→ Task
Every line of the material is to be repeated exactly as it stands.

Records from a data collection
-- Start --

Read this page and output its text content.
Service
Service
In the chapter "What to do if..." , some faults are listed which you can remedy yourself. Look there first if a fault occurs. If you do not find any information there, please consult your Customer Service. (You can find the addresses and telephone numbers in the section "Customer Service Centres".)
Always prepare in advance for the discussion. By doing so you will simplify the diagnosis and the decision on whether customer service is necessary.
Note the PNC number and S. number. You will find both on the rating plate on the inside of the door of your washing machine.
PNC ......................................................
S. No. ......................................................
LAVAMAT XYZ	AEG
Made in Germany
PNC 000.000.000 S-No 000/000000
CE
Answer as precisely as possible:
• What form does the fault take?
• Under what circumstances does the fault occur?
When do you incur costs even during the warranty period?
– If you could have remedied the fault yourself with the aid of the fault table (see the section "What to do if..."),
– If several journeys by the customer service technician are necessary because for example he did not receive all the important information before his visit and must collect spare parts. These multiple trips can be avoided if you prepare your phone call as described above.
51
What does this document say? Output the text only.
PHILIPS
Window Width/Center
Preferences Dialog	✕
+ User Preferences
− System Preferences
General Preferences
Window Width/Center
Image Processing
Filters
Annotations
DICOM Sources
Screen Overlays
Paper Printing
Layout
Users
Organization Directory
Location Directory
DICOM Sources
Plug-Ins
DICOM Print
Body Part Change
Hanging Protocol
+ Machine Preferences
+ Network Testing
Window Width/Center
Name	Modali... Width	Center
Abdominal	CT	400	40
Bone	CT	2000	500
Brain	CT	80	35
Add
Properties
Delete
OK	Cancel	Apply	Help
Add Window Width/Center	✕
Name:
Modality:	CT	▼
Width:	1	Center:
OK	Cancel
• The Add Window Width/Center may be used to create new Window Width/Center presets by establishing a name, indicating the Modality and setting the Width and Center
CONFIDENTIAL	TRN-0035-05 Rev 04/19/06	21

-- End --

→ The result
Read this page and output its text content.
Service
Service
In the chapter "What to do if..." , some faults are listed which you can remedy yourself. Look there first if a fault occurs. If you do not find any information there, please consult your Customer Service. (You can find the addresses and telephone numbers in the section "Customer Service Centres".)
Always prepare in advance for the discussion. By doing so you will simplify the diagnosis and the decision on whether customer service is necessary.
Note the PNC number and S. number. You will find both on the rating plate on the inside of the door of your washing machine.
PNC ......................................................
S. No. ......................................................
LAVAMAT XYZ	AEG
Made in Germany
PNC 000.000.000 S-No 000/000000
CE
Answer as precisely as possible:
• What form does the fault take?
• Under what circumstances does the fault occur?
When do you incur costs even during the warranty period?
– If you could have remedied the fault yourself with the aid of the fault table (see the section "What to do if..."),
– If several journeys by the customer service technician are necessary because for example he did not receive all the important information before his visit and must collect spare parts. These multiple trips can be avoided if you prepare your phone call as described above.
51
What does this document say? Output the text only.
PHILIPS
Window Width/Center
Preferences Dialog	✕
+ User Preferences
− System Preferences
General Preferences
Window Width/Center
Image Processing
Filters
Annotations
DICOM Sources
Screen Overlays
Paper Printing
Layout
Users
Organization Directory
Location Directory
DICOM Sources
Plug-Ins
DICOM Print
Body Part Change
Hanging Protocol
+ Machine Preferences
+ Network Testing
Window Width/Center
Name	Modali... Width	Center
Abdominal	CT	400	40
Bone	CT	2000	500
Brain	CT	80	35
Add
Properties
Delete
OK	Cancel	Apply	Help
Add Window Width/Center	✕
Name:
Modality:	CT	▼
Width:	1	Center:
OK	Cancel
• The Add Window Width/Center may be used to create new Window Width/Center presets by establishing a name, indicating the Modality and setting the Width and Center
CONFIDENTIAL	TRN-0035-05 Rev 04/19/06	21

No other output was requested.